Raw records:
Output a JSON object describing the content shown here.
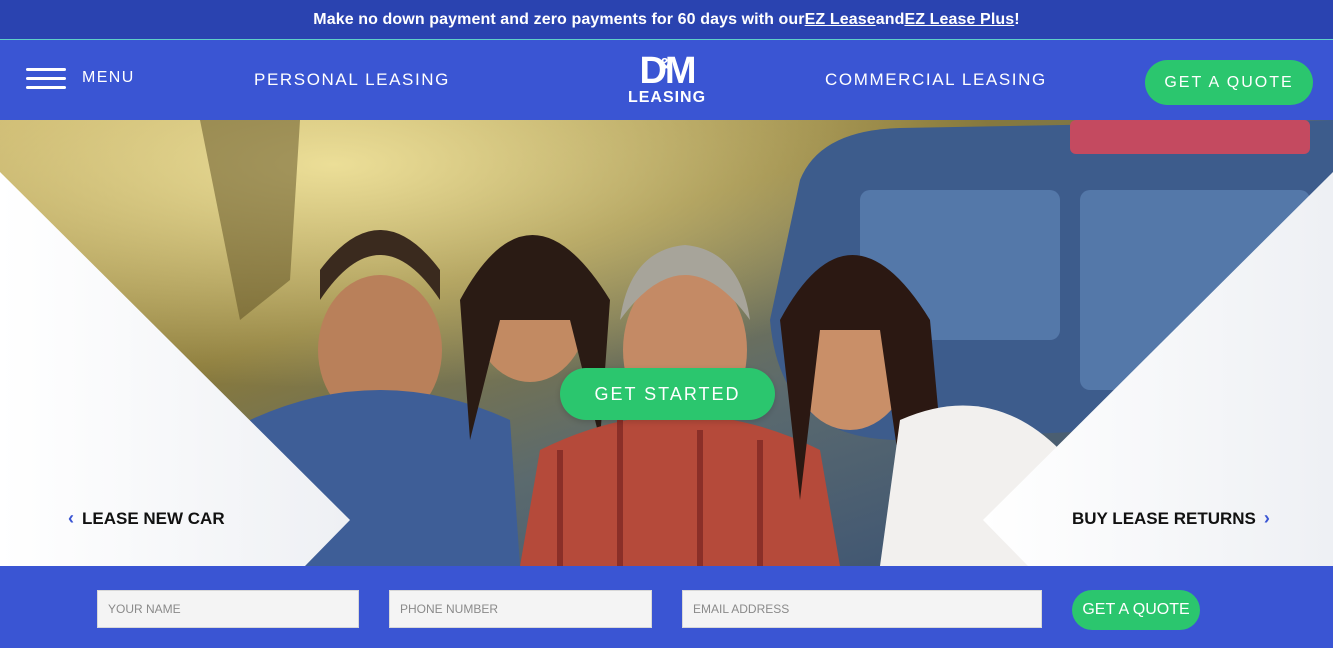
{
  "promo": {
    "text_before": "Make no down payment and zero payments for 60 days with our ",
    "link1": "EZ Lease",
    "text_mid": " and ",
    "link2": "EZ Lease Plus",
    "text_after": "!"
  },
  "nav": {
    "menu_label": "MENU",
    "personal": "PERSONAL LEASING",
    "commercial": "COMMERCIAL LEASING",
    "quote": "GET A QUOTE"
  },
  "logo": {
    "dm": "DM",
    "amp": "&",
    "leasing": "LEASING"
  },
  "hero": {
    "cta": "GET STARTED",
    "left_link": "LEASE NEW CAR",
    "right_link": "BUY LEASE RETURNS",
    "left_chevron": "‹",
    "right_chevron": "›"
  },
  "form": {
    "name_placeholder": "YOUR NAME",
    "phone_placeholder": "PHONE NUMBER",
    "email_placeholder": "EMAIL ADDRESS",
    "submit": "GET A QUOTE"
  },
  "colors": {
    "brand_blue": "#3a55d3",
    "banner_blue": "#2a43b0",
    "accent_green": "#2bc66e"
  },
  "icons": [
    "hamburger-menu-icon",
    "chevron-left-icon",
    "chevron-right-icon"
  ]
}
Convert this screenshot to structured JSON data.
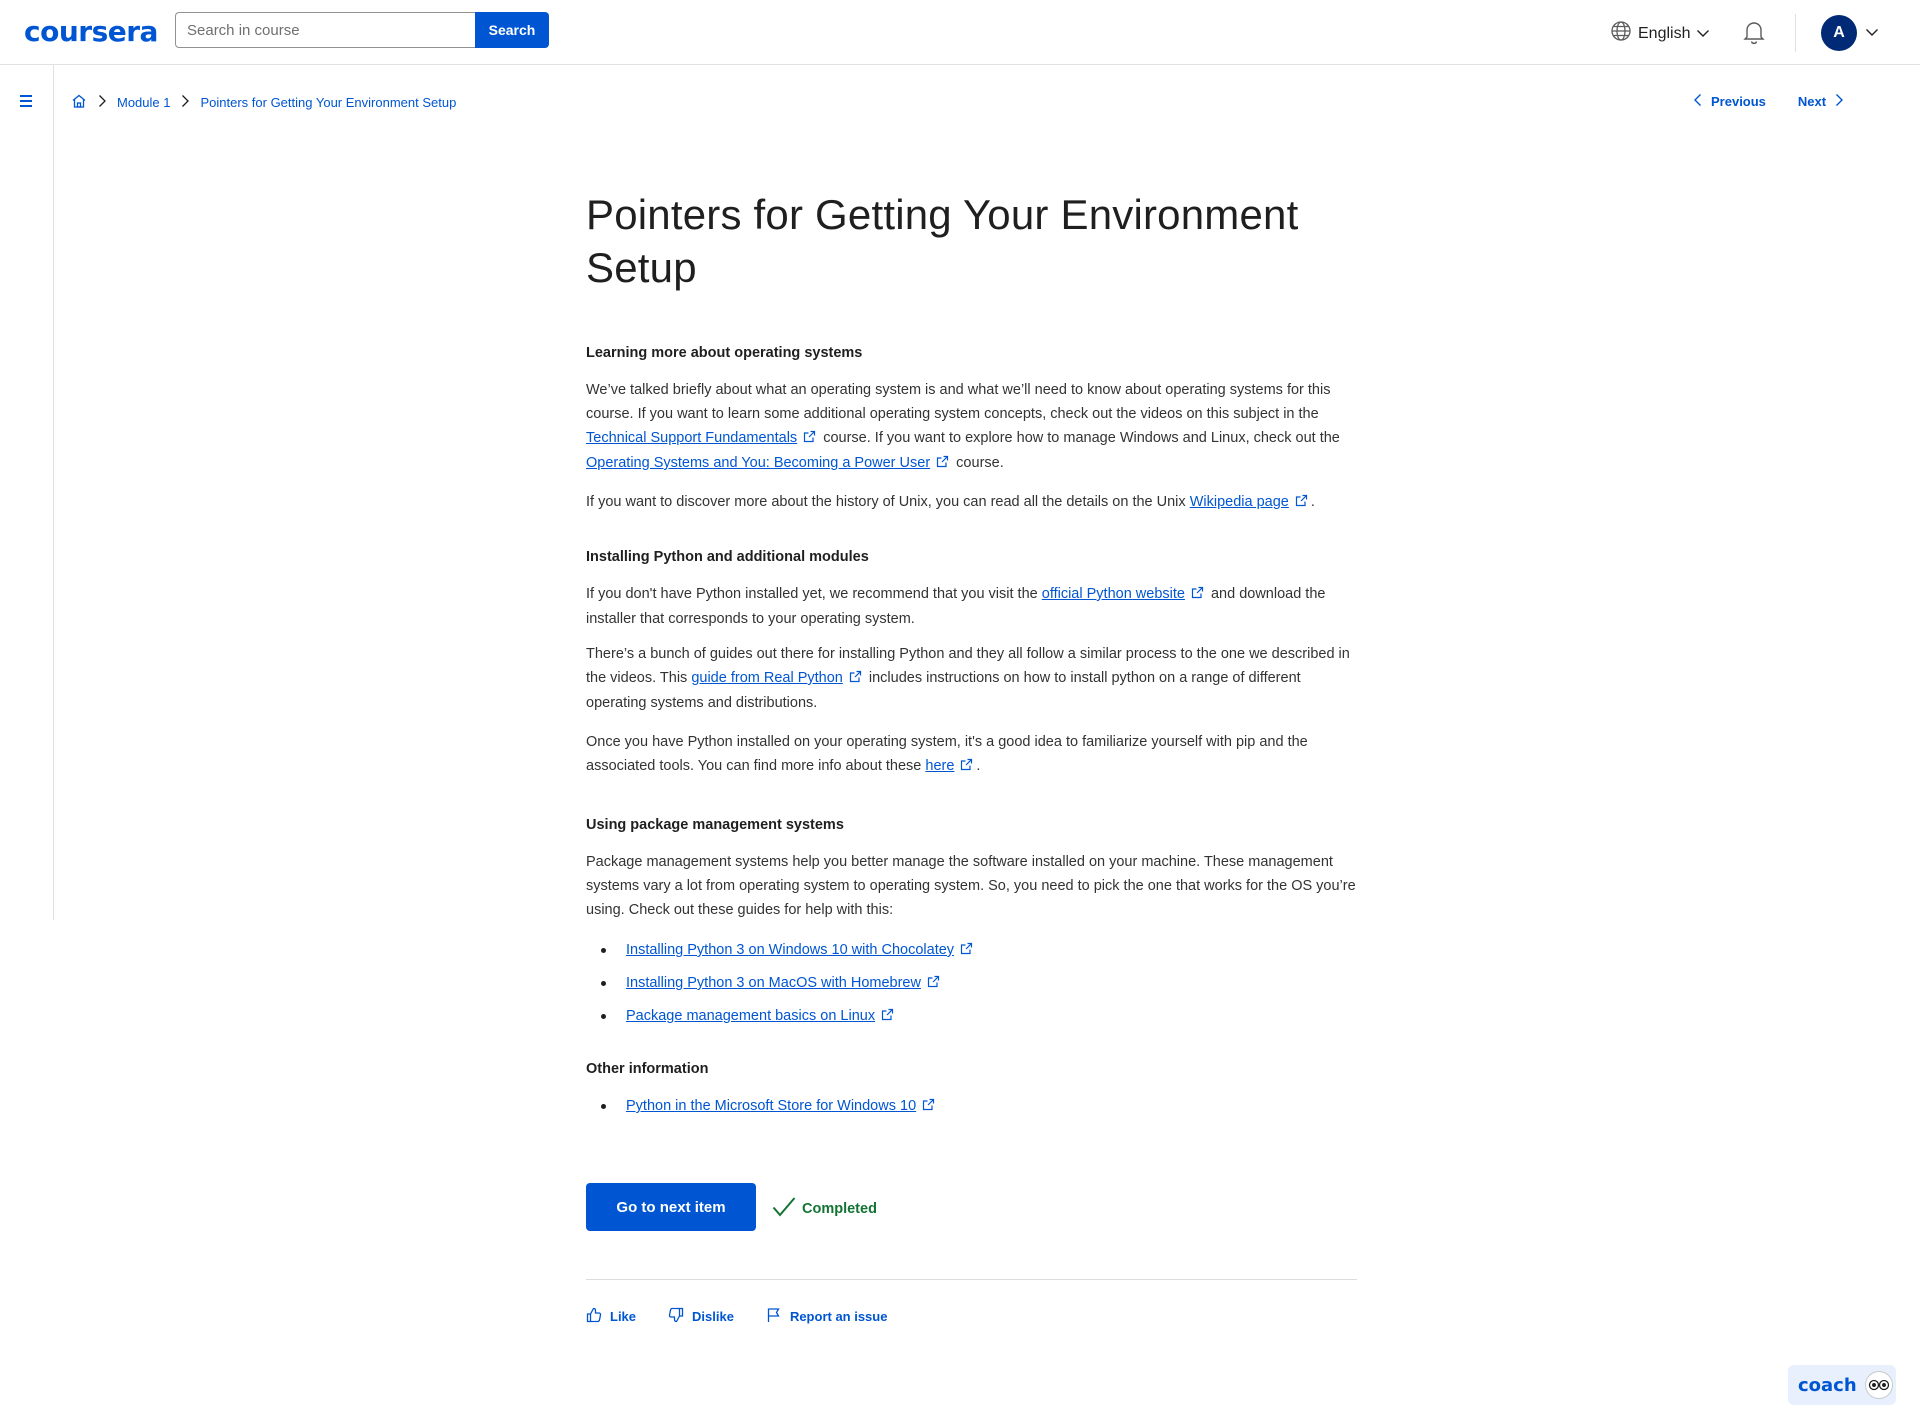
{
  "header": {
    "logo": "coursera",
    "search_placeholder": "Search in course",
    "search_button": "Search",
    "language": "English",
    "avatar_initial": "A"
  },
  "breadcrumb": {
    "module": "Module 1",
    "current": "Pointers for Getting Your Environment Setup"
  },
  "nav": {
    "previous": "Previous",
    "next": "Next"
  },
  "page": {
    "title": "Pointers for Getting Your Environment Setup",
    "sections": {
      "os": {
        "heading": "Learning more about operating systems",
        "p1_a": "We’ve talked briefly about what an operating system is and what we’ll need to know about operating systems for this course. If you want to learn some additional operating system concepts, check out the videos on this subject in the ",
        "p1_link1": "Technical Support Fundamentals",
        "p1_b": " course. If you want to explore how to manage Windows and Linux, check out the ",
        "p1_link2": "Operating Systems and You: Becoming a Power User",
        "p1_c": " course.",
        "p2_a": "If you want to discover more about the history of Unix, you can read all the details on the Unix ",
        "p2_link": "Wikipedia page",
        "p2_b": "."
      },
      "python": {
        "heading": "Installing Python and additional modules",
        "p1_a": "If you don't have Python installed yet, we recommend that you visit the ",
        "p1_link": "official Python website",
        "p1_b": " and download the installer that corresponds to your operating system.",
        "p2_a": " There’s a bunch of guides out there for installing Python and they all follow a similar process to the one we described in the videos. This ",
        "p2_link": "guide from Real Python",
        "p2_b": " includes instructions on how to install python on a range of different operating systems and distributions.",
        "p3_a": " Once you have Python installed on your operating system, it's a good idea to familiarize yourself with pip and the associated tools. You can find more info about these ",
        "p3_link": "here",
        "p3_b": "."
      },
      "packages": {
        "heading": "Using package management systems",
        "p1": "Package management systems help you better manage the software installed on your machine. These management systems vary a lot from operating system to operating system. So, you need to pick the one that works for the OS you’re using. Check out these guides for help with this:",
        "links": [
          "Installing Python 3 on Windows 10 with Chocolatey",
          "Installing Python 3 on MacOS with Homebrew",
          "Package management basics on Linux"
        ]
      },
      "other": {
        "heading": "Other information",
        "links": [
          "Python in the Microsoft Store for Windows 10"
        ]
      }
    },
    "next_item_button": "Go to next item",
    "completed_label": "Completed",
    "feedback": {
      "like": "Like",
      "dislike": "Dislike",
      "report": "Report an issue"
    }
  },
  "coach": {
    "label": "coach"
  },
  "colors": {
    "brand": "#0056d2",
    "completed": "#137333",
    "avatar_bg": "#002a75"
  },
  "icons": [
    "globe-icon",
    "chevron-down-icon",
    "bell-icon",
    "menu-icon",
    "home-icon",
    "chevron-right-icon",
    "chevron-left-icon",
    "external-link-icon",
    "check-icon",
    "thumbs-up-icon",
    "thumbs-down-icon",
    "flag-icon",
    "coach-icon"
  ]
}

- **Required work**: Tally the lines of the listing that include "Search". Reply with nothing but the count.

- **Problem solution**: 2